WRITTEN INSTRUCTION
Every entry must be copied word for word.

[Extracted records]
┏━━

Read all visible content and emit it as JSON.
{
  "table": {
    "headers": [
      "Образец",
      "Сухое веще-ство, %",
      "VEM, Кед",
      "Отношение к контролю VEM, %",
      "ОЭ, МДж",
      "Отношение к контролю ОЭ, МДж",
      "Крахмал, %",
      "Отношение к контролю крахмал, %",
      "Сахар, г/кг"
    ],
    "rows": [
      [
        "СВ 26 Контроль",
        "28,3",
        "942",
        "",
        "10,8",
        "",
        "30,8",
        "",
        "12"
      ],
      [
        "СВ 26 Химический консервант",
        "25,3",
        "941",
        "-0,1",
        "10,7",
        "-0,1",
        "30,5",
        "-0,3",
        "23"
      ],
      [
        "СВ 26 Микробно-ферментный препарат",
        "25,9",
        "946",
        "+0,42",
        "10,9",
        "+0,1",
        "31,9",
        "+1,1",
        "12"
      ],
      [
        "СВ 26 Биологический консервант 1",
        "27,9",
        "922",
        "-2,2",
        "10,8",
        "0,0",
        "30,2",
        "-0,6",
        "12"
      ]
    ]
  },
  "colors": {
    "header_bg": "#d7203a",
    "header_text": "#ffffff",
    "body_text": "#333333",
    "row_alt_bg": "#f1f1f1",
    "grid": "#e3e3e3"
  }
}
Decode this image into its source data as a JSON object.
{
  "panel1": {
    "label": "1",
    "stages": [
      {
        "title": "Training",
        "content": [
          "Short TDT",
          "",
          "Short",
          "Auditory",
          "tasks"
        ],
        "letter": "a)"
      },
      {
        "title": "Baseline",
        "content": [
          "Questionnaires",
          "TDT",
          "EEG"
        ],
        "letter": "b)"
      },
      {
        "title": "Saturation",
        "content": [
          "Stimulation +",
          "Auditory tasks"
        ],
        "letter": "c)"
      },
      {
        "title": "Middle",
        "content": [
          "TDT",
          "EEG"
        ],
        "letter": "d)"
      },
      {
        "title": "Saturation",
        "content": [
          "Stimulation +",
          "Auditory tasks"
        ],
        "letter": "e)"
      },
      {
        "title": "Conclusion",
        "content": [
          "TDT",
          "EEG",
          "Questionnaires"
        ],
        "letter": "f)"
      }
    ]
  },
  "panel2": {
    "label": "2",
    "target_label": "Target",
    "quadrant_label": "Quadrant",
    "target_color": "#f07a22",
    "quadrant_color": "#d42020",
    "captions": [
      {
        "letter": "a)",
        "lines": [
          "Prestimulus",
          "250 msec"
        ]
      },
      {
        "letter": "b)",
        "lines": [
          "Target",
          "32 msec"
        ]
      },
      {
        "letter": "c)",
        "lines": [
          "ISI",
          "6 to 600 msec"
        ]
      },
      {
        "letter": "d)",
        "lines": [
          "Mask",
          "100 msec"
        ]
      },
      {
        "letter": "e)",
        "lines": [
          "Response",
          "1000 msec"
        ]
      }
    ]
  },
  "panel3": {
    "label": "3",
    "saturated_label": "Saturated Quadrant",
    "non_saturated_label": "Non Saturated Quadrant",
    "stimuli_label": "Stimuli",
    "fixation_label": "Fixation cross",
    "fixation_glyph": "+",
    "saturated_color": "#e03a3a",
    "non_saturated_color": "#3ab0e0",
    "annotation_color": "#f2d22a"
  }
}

┗━━

WORKED SOLUTION
Read all visible content and emit it as JSON.
{
  "table": {
    "headers": [
      "Образец",
      "Сухое веще-ство, %",
      "VEM, Кед",
      "Отношение к контролю VEM, %",
      "ОЭ, МДж",
      "Отношение к контролю ОЭ, МДж",
      "Крахмал, %",
      "Отношение к контролю крахмал, %",
      "Сахар, г/кг"
    ],
    "rows": [
      [
        "СВ 26 Контроль",
        "28,3",
        "942",
        "",
        "10,8",
        "",
        "30,8",
        "",
        "12"
      ],
      [
        "СВ 26 Химический консервант",
        "25,3",
        "941",
        "-0,1",
        "10,7",
        "-0,1",
        "30,5",
        "-0,3",
        "23"
      ],
      [
        "СВ 26 Микробно-ферментный препарат",
        "25,9",
        "946",
        "+0,42",
        "10,9",
        "+0,1",
        "31,9",
        "+1,1",
        "12"
      ],
      [
        "СВ 26 Биологический консервант 1",
        "27,9",
        "922",
        "-2,2",
        "10,8",
        "0,0",
        "30,2",
        "-0,6",
        "12"
      ]
    ]
  },
  "colors": {
    "header_bg": "#d7203a",
    "header_text": "#ffffff",
    "body_text": "#333333",
    "row_alt_bg": "#f1f1f1",
    "grid": "#e3e3e3"
  }
}
Decode this image into its source data as a JSON object.
{
  "panel1": {
    "label": "1",
    "stages": [
      {
        "title": "Training",
        "content": [
          "Short TDT",
          "",
          "Short",
          "Auditory",
          "tasks"
        ],
        "letter": "a)"
      },
      {
        "title": "Baseline",
        "content": [
          "Questionnaires",
          "TDT",
          "EEG"
        ],
        "letter": "b)"
      },
      {
        "title": "Saturation",
        "content": [
          "Stimulation +",
          "Auditory tasks"
        ],
        "letter": "c)"
      },
      {
        "title": "Middle",
        "content": [
          "TDT",
          "EEG"
        ],
        "letter": "d)"
      },
      {
        "title": "Saturation",
        "content": [
          "Stimulation +",
          "Auditory tasks"
        ],
        "letter": "e)"
      },
      {
        "title": "Conclusion",
        "content": [
          "TDT",
          "EEG",
          "Questionnaires"
        ],
        "letter": "f)"
      }
    ]
  },
  "panel2": {
    "label": "2",
    "target_label": "Target",
    "quadrant_label": "Quadrant",
    "target_color": "#f07a22",
    "quadrant_color": "#d42020",
    "captions": [
      {
        "letter": "a)",
        "lines": [
          "Prestimulus",
          "250 msec"
        ]
      },
      {
        "letter": "b)",
        "lines": [
          "Target",
          "32 msec"
        ]
      },
      {
        "letter": "c)",
        "lines": [
          "ISI",
          "6 to 600 msec"
        ]
      },
      {
        "letter": "d)",
        "lines": [
          "Mask",
          "100 msec"
        ]
      },
      {
        "letter": "e)",
        "lines": [
          "Response",
          "1000 msec"
        ]
      }
    ]
  },
  "panel3": {
    "label": "3",
    "saturated_label": "Saturated Quadrant",
    "non_saturated_label": "Non Saturated Quadrant",
    "stimuli_label": "Stimuli",
    "fixation_label": "Fixation cross",
    "fixation_glyph": "+",
    "saturated_color": "#e03a3a",
    "non_saturated_color": "#3ab0e0",
    "annotation_color": "#f2d22a"
  }
}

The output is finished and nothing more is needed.